▶ **Task requirements**
Report each line of the data that includes the word "Kong".

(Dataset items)

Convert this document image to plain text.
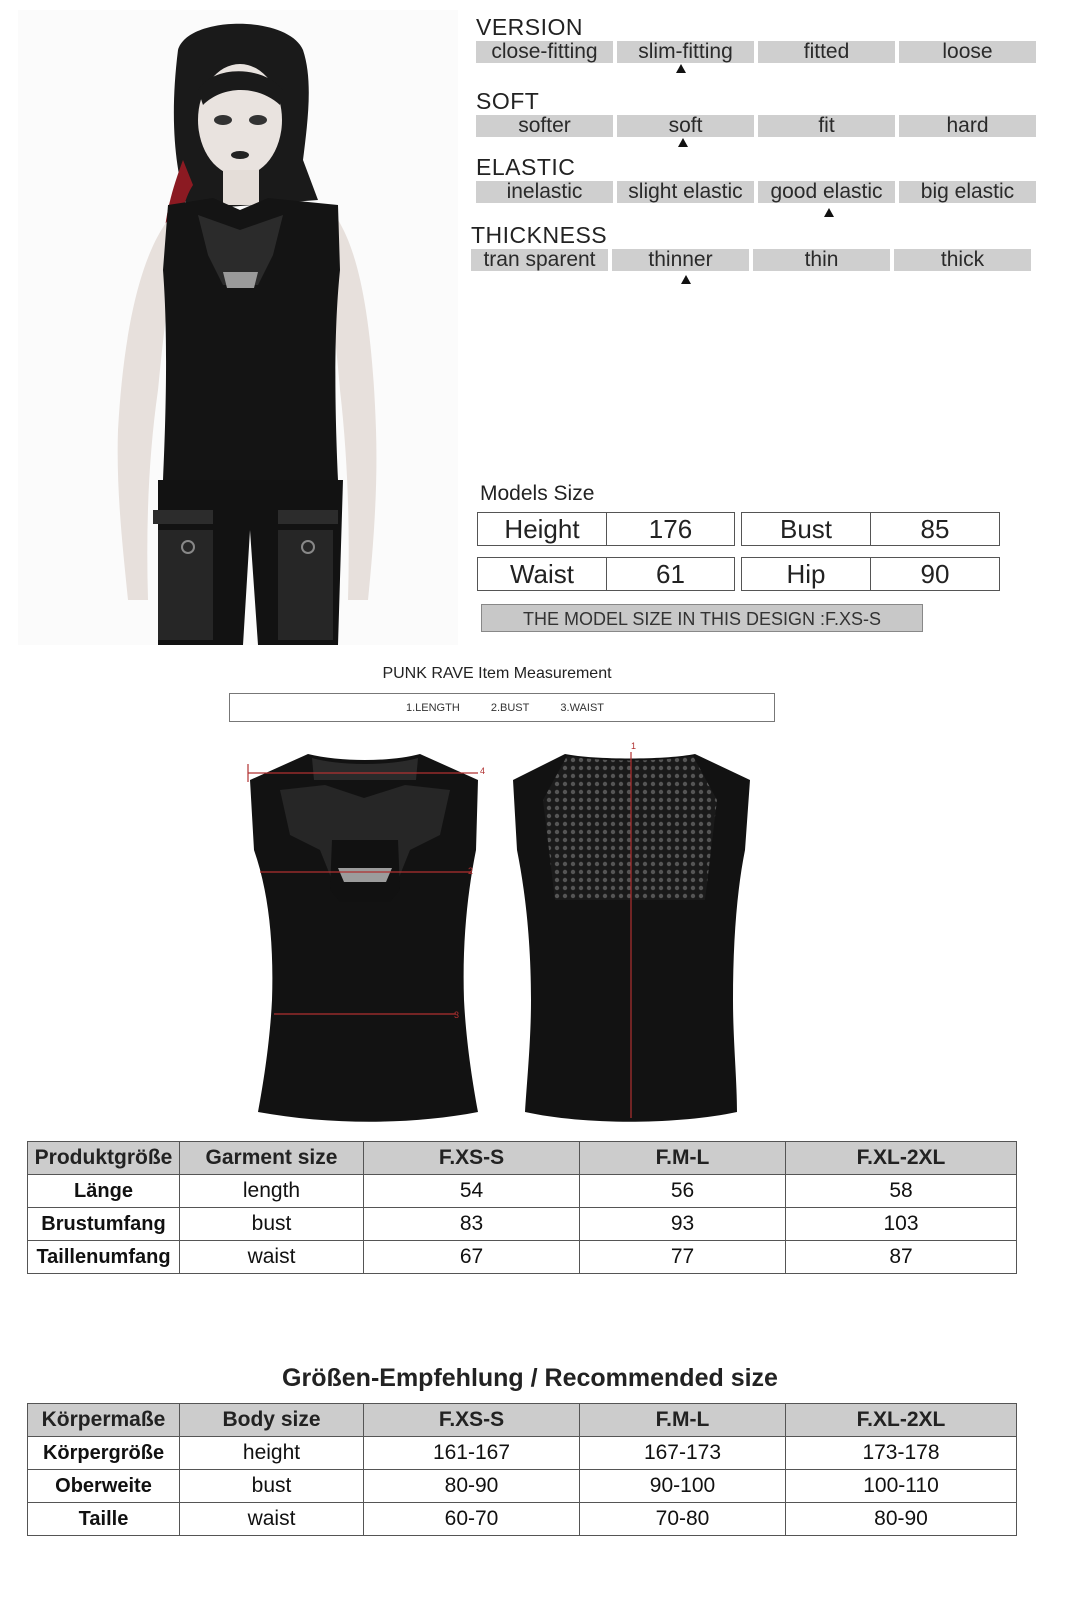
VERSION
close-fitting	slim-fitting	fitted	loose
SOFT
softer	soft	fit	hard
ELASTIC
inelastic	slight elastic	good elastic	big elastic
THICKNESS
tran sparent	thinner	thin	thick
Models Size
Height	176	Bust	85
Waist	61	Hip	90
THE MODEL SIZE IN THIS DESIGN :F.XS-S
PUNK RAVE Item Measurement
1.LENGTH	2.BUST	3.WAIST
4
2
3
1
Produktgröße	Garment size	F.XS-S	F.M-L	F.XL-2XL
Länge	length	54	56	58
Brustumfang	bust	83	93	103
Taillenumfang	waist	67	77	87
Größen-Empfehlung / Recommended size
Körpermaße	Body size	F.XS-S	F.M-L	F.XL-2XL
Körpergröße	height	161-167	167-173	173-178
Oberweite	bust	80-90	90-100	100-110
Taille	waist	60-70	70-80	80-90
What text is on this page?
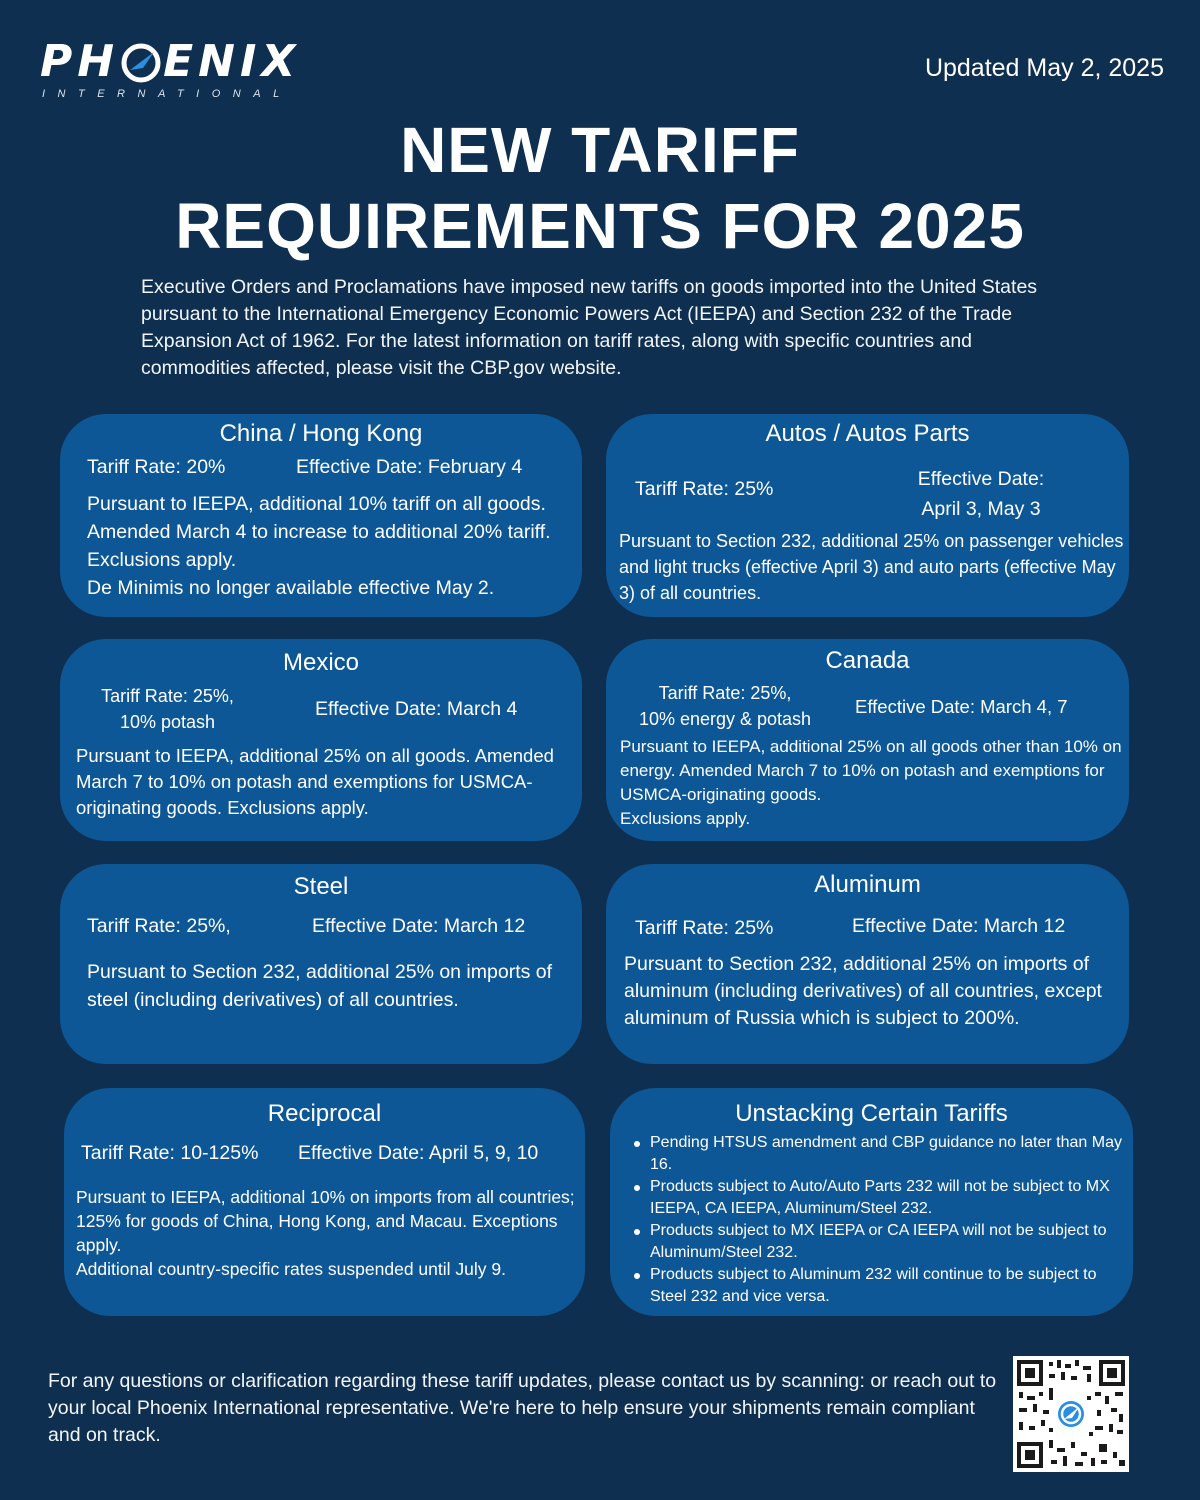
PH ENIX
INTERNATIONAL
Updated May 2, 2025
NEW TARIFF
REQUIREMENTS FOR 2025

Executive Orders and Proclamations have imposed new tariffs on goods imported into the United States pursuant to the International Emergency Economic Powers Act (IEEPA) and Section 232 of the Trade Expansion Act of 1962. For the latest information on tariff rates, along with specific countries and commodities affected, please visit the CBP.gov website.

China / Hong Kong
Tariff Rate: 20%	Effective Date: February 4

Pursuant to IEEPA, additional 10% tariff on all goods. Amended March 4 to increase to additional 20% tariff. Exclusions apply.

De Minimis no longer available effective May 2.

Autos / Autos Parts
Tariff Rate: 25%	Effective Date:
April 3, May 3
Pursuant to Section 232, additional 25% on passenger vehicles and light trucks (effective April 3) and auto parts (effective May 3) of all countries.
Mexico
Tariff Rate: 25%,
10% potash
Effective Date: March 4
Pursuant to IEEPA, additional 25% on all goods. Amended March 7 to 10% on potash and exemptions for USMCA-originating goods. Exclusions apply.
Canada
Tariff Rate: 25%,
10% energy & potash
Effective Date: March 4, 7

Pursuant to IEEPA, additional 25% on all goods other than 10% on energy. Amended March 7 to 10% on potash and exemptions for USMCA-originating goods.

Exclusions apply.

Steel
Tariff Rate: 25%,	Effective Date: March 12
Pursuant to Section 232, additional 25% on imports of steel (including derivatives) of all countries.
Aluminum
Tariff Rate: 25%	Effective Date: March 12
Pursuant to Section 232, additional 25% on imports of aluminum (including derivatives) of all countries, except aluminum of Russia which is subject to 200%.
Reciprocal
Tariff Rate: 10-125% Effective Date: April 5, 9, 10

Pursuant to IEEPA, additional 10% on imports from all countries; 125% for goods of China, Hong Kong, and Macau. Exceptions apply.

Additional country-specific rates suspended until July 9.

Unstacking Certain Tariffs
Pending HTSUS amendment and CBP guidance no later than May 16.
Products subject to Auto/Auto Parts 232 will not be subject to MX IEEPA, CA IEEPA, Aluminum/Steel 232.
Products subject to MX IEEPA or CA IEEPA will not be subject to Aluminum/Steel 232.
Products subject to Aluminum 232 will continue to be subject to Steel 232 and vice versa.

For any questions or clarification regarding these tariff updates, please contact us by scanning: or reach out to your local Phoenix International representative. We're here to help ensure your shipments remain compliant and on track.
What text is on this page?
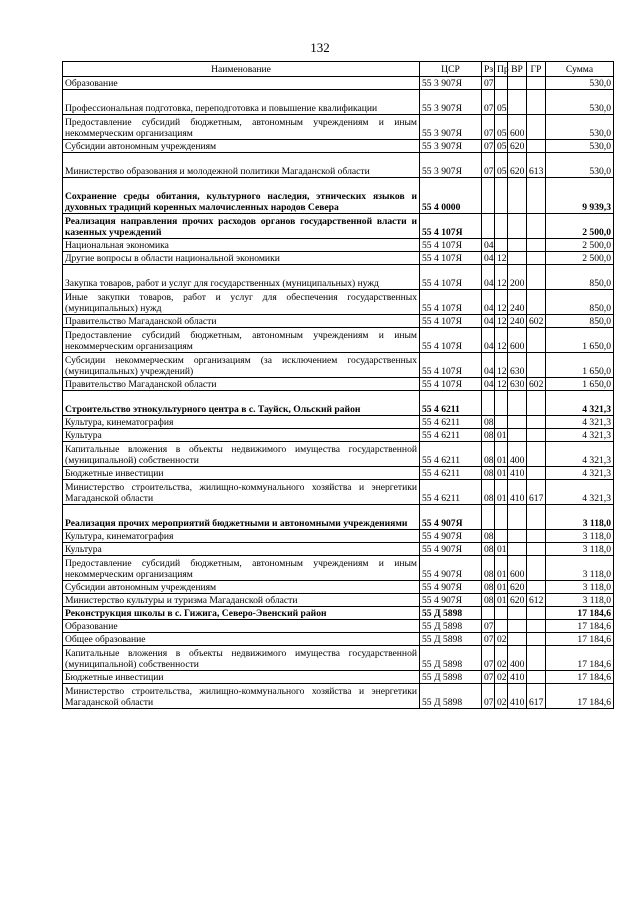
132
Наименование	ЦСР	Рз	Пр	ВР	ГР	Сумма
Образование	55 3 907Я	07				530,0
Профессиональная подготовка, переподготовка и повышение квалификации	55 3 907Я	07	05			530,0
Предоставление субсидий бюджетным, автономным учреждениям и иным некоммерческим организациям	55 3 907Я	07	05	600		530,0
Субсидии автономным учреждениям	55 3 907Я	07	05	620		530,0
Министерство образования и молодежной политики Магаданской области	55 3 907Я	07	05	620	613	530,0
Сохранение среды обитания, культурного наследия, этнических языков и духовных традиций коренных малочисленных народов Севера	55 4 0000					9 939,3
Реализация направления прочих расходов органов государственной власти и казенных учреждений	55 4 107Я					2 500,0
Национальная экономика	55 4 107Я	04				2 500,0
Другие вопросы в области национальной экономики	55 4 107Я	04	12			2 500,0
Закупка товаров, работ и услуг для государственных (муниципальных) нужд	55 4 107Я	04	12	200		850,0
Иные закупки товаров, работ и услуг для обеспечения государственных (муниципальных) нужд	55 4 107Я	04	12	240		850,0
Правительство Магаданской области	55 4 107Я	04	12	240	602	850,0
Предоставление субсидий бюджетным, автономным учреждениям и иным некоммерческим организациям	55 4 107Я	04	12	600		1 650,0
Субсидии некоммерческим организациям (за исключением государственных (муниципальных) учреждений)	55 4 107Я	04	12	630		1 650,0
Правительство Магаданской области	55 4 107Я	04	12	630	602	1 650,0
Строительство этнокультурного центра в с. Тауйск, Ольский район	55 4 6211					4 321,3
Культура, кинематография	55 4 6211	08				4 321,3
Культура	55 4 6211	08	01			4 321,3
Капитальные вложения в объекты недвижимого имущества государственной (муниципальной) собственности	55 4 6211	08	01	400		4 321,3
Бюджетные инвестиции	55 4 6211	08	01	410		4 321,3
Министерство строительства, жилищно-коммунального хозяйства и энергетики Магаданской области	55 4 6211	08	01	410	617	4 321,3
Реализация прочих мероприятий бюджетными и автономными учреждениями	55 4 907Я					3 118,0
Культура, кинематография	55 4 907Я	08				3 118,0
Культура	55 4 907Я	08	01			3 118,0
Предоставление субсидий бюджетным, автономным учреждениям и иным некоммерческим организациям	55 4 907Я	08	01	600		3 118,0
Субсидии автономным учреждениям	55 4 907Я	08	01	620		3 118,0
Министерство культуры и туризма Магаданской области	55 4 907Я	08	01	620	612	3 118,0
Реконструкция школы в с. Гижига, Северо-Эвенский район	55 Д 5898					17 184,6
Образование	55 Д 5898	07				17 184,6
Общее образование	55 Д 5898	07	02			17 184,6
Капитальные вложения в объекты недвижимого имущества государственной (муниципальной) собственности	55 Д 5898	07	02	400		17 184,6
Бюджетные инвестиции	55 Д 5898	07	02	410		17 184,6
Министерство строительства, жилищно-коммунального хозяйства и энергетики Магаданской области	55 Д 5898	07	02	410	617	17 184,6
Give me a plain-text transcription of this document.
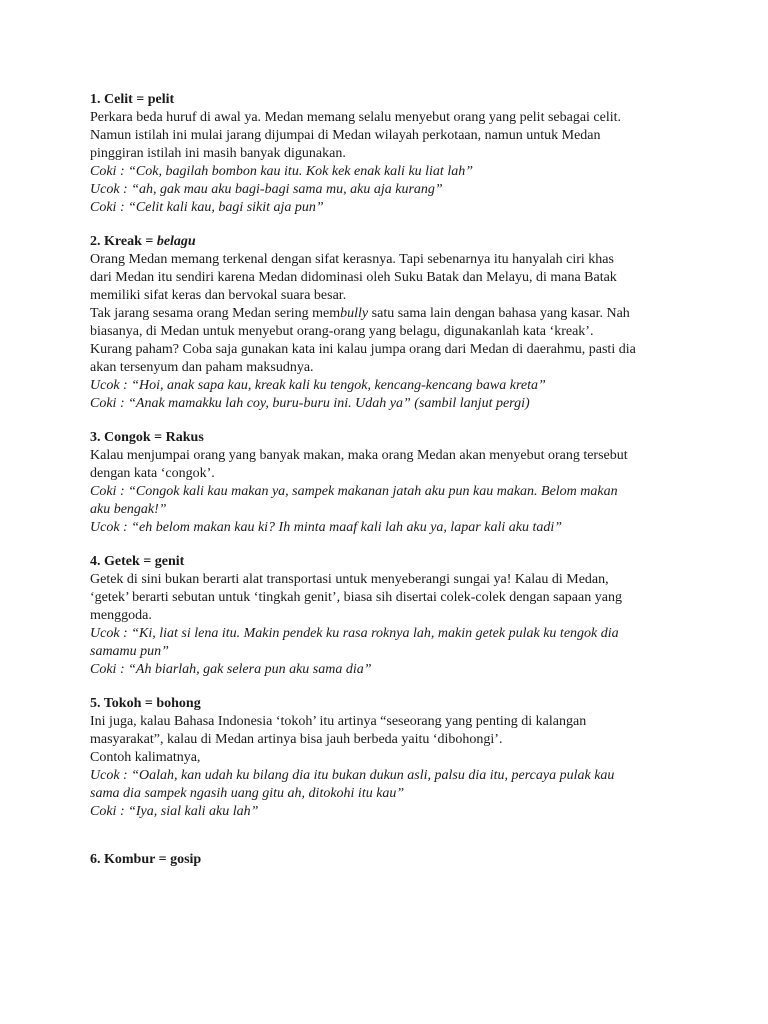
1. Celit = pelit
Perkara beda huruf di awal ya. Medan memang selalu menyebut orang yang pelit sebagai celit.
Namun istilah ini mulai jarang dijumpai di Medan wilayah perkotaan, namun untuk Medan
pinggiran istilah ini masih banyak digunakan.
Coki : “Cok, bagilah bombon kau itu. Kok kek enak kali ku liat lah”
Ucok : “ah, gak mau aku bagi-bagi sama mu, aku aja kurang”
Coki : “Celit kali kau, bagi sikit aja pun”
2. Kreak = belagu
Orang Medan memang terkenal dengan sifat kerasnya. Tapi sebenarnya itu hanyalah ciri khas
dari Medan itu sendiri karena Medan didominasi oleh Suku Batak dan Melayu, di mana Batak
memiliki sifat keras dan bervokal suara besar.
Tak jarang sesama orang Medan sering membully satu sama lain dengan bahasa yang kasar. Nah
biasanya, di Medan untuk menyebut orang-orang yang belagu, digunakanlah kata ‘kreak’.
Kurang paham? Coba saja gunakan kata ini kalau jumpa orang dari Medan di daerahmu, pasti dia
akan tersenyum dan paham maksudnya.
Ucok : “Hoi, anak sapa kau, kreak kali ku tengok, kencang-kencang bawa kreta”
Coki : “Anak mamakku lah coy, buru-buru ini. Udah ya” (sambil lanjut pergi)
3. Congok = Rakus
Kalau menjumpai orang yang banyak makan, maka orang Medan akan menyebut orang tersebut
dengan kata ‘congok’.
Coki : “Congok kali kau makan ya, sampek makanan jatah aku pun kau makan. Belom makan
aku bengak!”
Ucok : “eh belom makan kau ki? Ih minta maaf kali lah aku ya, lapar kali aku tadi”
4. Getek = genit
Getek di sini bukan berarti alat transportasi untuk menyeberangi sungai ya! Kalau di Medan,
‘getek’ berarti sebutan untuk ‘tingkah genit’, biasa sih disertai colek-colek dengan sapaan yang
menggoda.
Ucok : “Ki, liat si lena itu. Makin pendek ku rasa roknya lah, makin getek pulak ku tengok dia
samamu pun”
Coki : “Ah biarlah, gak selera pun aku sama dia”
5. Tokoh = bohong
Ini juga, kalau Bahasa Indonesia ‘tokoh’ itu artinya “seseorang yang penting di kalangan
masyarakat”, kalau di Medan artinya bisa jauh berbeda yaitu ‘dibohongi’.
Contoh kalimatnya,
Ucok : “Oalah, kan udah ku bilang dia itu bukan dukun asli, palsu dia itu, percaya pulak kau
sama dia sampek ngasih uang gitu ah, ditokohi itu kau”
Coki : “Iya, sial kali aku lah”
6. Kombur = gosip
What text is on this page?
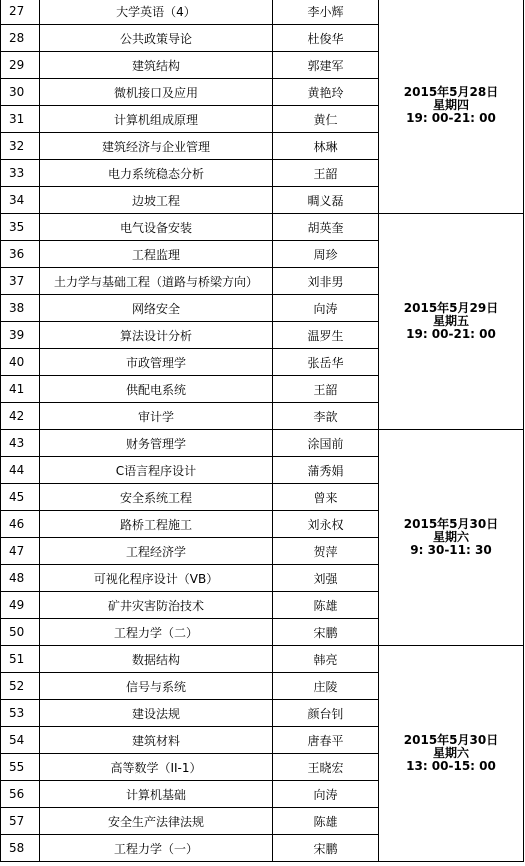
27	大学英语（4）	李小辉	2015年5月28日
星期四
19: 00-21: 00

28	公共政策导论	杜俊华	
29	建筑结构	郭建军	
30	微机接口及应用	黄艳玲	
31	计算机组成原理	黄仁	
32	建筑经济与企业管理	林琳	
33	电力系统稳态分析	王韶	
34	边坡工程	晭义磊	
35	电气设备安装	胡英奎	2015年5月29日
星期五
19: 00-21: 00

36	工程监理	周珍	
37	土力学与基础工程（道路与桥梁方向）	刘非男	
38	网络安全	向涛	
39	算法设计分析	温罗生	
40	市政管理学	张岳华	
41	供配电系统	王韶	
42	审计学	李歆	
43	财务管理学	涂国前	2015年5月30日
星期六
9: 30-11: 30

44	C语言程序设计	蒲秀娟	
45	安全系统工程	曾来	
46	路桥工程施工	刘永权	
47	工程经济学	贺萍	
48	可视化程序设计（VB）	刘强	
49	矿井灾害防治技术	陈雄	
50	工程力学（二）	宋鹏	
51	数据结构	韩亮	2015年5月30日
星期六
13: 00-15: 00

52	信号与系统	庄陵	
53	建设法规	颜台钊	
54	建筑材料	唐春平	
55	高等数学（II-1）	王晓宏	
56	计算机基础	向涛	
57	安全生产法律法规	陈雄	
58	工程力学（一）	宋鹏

▶ **Finished exercise**
China / Hong Kong
Pursuant to IEEPA, additional 10% on imports from all countries; 125% for goods of China, Hong Kong, and Macau. Exceptions apply.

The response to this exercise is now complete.